Isolate every line in the data with the string "numeric" and copy it.
□ □ □ □ □
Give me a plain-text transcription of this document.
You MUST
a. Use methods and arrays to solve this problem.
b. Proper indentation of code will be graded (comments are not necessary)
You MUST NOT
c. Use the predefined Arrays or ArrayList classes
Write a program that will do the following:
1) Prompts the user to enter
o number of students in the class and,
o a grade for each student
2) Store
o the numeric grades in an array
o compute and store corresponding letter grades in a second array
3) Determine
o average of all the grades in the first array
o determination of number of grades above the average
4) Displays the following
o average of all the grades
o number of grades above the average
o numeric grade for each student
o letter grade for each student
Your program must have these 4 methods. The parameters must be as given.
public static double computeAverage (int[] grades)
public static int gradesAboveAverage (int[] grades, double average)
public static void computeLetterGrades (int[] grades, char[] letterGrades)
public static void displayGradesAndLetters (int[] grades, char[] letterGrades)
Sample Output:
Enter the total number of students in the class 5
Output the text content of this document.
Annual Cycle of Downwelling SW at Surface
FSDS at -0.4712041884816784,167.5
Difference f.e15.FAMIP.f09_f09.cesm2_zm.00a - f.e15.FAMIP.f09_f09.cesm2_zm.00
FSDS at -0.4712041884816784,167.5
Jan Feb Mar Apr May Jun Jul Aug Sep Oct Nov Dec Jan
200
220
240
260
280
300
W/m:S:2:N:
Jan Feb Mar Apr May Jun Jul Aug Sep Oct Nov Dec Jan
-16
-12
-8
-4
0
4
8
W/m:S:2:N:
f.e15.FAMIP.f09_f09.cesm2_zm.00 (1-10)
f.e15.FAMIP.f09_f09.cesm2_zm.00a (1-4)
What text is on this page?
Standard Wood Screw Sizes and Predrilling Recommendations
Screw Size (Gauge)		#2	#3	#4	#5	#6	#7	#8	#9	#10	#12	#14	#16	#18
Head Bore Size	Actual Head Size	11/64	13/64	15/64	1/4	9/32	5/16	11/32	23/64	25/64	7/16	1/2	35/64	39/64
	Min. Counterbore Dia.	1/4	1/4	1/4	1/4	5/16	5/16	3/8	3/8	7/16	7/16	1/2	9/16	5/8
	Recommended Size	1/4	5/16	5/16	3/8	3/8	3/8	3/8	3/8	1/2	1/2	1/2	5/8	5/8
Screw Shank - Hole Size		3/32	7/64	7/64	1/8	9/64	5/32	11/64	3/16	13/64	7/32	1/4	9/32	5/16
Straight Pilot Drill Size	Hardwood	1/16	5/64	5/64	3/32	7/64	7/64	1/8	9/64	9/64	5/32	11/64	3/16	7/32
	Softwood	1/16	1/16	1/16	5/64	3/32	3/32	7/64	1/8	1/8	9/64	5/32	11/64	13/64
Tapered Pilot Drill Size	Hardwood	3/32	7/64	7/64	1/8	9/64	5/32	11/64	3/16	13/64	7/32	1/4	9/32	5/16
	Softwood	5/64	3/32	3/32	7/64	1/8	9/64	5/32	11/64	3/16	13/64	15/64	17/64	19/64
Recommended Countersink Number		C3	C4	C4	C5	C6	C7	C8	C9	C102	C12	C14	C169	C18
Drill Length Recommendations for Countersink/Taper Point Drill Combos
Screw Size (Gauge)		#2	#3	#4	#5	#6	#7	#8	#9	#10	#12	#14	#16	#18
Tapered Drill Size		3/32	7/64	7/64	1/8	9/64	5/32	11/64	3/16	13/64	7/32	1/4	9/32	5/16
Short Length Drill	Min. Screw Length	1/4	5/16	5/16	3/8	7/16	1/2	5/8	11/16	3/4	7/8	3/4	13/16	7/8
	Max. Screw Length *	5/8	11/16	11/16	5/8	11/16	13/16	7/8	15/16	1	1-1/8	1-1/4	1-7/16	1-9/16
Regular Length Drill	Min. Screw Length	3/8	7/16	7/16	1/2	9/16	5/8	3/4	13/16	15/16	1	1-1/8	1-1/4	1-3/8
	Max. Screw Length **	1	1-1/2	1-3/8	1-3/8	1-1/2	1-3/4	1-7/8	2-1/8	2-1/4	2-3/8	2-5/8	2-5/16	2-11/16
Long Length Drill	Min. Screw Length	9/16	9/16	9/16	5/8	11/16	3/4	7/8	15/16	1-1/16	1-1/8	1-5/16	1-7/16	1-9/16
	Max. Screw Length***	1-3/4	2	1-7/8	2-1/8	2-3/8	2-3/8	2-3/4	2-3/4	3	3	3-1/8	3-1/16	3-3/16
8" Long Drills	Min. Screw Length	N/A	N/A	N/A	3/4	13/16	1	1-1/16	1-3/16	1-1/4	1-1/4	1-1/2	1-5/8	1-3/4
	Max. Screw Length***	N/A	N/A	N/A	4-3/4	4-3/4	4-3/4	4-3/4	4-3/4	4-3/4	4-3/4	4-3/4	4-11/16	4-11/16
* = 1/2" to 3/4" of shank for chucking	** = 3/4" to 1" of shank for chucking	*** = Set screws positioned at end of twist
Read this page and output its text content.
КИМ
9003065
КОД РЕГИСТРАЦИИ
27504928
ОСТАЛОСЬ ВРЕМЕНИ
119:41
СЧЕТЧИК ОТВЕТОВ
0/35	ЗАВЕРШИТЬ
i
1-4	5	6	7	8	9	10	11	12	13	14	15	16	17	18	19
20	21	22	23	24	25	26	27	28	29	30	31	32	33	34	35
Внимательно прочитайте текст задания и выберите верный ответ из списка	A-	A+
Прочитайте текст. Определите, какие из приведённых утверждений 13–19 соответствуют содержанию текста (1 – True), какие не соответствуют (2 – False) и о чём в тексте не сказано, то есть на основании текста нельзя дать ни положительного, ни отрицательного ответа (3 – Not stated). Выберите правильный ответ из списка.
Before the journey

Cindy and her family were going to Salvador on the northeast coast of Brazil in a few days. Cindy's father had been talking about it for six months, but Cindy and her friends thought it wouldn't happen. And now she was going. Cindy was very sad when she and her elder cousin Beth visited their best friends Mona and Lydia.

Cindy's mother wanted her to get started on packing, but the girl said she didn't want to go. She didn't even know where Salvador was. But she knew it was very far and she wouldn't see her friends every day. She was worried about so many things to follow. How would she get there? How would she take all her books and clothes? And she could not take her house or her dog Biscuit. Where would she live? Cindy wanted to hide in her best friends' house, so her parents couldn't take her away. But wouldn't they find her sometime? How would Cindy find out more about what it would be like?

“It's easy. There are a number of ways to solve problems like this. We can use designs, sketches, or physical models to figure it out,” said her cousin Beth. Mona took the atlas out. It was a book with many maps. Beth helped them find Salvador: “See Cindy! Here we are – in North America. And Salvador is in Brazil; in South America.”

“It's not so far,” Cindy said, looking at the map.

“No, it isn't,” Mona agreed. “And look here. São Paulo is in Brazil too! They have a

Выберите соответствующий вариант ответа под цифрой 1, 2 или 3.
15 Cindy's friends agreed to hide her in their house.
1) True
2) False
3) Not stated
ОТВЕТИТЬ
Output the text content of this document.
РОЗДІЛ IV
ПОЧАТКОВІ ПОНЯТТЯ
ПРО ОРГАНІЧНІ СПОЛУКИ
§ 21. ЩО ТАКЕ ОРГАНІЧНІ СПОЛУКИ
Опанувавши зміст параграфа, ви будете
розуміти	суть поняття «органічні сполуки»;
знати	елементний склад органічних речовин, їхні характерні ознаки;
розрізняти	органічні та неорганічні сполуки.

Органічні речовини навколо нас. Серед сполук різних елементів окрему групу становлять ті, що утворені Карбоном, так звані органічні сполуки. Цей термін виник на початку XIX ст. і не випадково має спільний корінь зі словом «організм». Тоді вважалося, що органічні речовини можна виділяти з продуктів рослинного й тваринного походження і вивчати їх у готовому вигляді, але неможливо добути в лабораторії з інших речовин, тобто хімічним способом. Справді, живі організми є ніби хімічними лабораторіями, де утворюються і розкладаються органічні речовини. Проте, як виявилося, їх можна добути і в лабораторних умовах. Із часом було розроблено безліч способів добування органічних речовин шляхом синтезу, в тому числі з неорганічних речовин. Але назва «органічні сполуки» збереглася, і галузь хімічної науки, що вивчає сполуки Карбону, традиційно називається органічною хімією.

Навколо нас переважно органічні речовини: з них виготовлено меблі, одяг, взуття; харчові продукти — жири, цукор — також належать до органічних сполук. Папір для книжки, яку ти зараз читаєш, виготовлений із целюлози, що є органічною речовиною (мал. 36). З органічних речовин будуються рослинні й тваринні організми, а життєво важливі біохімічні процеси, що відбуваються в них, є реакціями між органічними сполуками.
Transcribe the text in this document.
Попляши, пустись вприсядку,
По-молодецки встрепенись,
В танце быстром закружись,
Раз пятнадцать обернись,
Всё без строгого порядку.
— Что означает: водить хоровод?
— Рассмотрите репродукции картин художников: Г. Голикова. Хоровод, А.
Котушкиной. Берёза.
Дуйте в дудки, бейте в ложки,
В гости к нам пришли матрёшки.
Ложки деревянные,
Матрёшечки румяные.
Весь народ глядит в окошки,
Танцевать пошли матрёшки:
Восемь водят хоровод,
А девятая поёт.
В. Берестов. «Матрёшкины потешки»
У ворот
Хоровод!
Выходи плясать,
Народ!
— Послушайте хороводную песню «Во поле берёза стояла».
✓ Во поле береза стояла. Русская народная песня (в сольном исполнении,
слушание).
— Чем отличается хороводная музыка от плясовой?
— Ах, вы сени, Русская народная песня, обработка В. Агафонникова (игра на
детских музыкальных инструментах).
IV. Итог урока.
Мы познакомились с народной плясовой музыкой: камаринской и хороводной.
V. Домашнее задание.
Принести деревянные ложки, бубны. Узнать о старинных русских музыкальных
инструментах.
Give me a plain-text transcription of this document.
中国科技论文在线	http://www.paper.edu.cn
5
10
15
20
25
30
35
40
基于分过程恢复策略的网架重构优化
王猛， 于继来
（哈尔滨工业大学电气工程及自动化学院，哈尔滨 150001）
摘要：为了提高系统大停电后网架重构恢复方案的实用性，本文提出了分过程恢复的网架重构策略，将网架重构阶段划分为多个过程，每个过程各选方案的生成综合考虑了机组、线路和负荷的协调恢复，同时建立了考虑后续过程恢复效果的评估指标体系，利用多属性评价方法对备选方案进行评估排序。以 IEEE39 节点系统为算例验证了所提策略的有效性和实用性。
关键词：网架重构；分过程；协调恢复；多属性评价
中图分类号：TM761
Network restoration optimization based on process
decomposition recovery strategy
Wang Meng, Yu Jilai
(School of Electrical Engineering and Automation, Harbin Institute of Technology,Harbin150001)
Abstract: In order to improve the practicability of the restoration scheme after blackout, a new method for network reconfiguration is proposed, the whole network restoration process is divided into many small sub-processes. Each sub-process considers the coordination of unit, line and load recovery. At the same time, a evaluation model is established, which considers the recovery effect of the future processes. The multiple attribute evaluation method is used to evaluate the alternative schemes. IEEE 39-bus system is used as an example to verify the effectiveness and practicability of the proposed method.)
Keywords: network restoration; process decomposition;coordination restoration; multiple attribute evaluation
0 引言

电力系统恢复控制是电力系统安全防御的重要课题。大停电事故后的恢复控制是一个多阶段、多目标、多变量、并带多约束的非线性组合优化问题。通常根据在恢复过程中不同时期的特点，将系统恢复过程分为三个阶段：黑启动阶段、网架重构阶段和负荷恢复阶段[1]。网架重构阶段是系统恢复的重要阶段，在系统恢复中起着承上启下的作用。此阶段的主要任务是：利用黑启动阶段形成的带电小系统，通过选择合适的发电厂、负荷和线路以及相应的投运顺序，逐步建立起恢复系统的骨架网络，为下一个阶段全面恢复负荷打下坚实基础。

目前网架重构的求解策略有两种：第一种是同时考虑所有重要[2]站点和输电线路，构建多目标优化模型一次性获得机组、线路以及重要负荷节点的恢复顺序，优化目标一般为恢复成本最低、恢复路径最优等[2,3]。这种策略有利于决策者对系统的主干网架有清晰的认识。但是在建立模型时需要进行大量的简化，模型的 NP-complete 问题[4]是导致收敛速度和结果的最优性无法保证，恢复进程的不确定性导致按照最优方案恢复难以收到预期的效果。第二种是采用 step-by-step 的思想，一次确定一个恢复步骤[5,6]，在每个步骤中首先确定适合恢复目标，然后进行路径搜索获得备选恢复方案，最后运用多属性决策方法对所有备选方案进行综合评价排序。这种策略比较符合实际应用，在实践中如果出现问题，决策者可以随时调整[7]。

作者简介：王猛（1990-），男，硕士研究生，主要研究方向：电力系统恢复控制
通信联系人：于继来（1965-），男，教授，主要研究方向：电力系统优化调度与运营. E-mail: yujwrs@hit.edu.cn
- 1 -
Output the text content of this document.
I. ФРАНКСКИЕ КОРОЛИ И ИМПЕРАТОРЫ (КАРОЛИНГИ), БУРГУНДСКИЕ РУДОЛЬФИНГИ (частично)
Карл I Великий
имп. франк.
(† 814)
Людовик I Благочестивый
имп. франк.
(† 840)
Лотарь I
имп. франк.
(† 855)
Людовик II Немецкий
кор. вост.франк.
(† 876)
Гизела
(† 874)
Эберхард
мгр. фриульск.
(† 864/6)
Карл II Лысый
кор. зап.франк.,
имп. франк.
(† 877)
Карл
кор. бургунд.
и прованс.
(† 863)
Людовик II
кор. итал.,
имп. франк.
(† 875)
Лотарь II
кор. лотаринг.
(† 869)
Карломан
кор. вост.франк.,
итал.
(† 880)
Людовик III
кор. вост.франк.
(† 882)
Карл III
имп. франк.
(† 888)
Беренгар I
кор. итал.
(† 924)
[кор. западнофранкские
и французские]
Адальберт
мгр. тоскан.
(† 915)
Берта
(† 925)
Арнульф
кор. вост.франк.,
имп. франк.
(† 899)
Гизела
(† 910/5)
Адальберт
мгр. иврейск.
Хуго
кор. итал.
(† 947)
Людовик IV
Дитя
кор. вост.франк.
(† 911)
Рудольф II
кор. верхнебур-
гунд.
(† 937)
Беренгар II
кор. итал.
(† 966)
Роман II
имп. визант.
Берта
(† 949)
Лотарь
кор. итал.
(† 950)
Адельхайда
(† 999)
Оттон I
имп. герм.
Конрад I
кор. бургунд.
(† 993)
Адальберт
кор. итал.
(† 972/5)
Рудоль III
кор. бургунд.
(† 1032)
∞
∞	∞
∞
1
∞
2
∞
□ □ □ □ □
Response to this task:
o the numeric grades in an array
o numeric grade for each student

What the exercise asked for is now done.